----- Kutipan halaman

Pemandangan pembuka rute BATCC 200 km di Padalarang.

Satu per satu peserta diperiksa kesiapannya dan dilepaskan dengan memindai kartu brevet yang telah diberi untuk merekam durasi menempuh rute challange yang mereka ikuti.

Secara keseluruhan, 200 km rute BATCC ini seperti dibagi menjadi 4 segmen tantangan dengan 3 Control Point. 50 km pertama dimulai dengan pemanasan yang dimulai dari Kota Baru Parahiyangan (KBP) lalu tur di kota Bandung. Lalu 50 km selanjutnya adalah inti keseluruhan rute dengan rute menanjak menuju perkebunan teh Ciwidey hingga menembus ke daerah Gununghalu. Lalu, Menuruni Gununghalu dan melintasi bahkan menyeberangi Waduk Saguling, dan finish.

Oh, ini yang ada di internet itu : Jl. Asia Afrika.

Rute 200 km all-terrain berhasil kami tempuh meski tuntas over COT (Cut Off Time / batas waktu). Di km 30, tiba-tiba salah satu jari-jari sepedaku patah dan mau tak mau harus segera diganti. Beruntung kerusakan tersebut terjadi saat masih berada di kota, namun mencari bengkel yang menyediakan part yang kubutuhkan memakan waktu cukup banyak. 4 bengkel sepeda di sekitar daerah Kopo kami sambangi, dan akhirnya Gyffa Bikes bersedia untuk memperbaiki sepedaku karena mereka menyediakan part sepeda yang kubutuhkan. Bintang 5. Aa' bengkelnya sangat teliti dan juga ramah.

Rute gravel yang didambakan.

Tuntas diperbaiki, kami kembali ke rute dan menuju Control Point pertama, setelah itu lanjut kembali menuju arah Ciwidey. Ternyata Ciwidey adalah wilayah dataran tinggi dan merupakan kota wisata, sehingga pada akhir pekan, jalanan jadi begitu ramai dan macet. Tak butuh waktu lama, akhirnya rute mengarah ke jalanan perkampungan dan melintasi perkebunan teh. Jalan yang sebelumnya adalah aspal mulus telah berubah menjadi beton dan lama-kelamaan menjadi rusak dan berlubang.

----------
----- Bahan

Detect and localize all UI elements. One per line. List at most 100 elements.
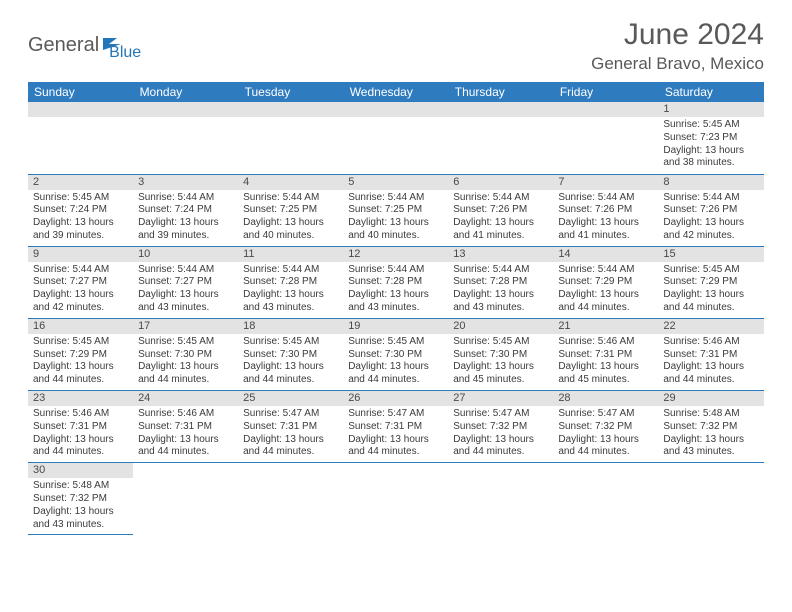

----------

## [Perintah latihan]
1. Jawab pertanyaan berikut berdasarkan kutipan halaman.
(a) Ada berapa Control Point dalam rute 200 km BATCC?
(b) Di km berapa salah satu jari-jari sepeda patah?
(c) Bengkel apa yang akhirnya memperbaiki sepeda itu?
2. Ubah bagian kutipan halaman yang dimulai dengan "Satu per satu" dan berlanjut sampai "yang mereka ikuti.": ganti "kartu brevet" dengan "kartu peserta".

## [Kunci jawaban]
1.
(a) 3 Control Point.
(b) Di km 30.
(c) Gyffa Bikes.

2.
Satu per satu peserta diperiksa kesiapannya dan dilepaskan dengan memindai kartu peserta yang telah diberi untuk merekam durasi menempuh rute challange yang mereka ikuti.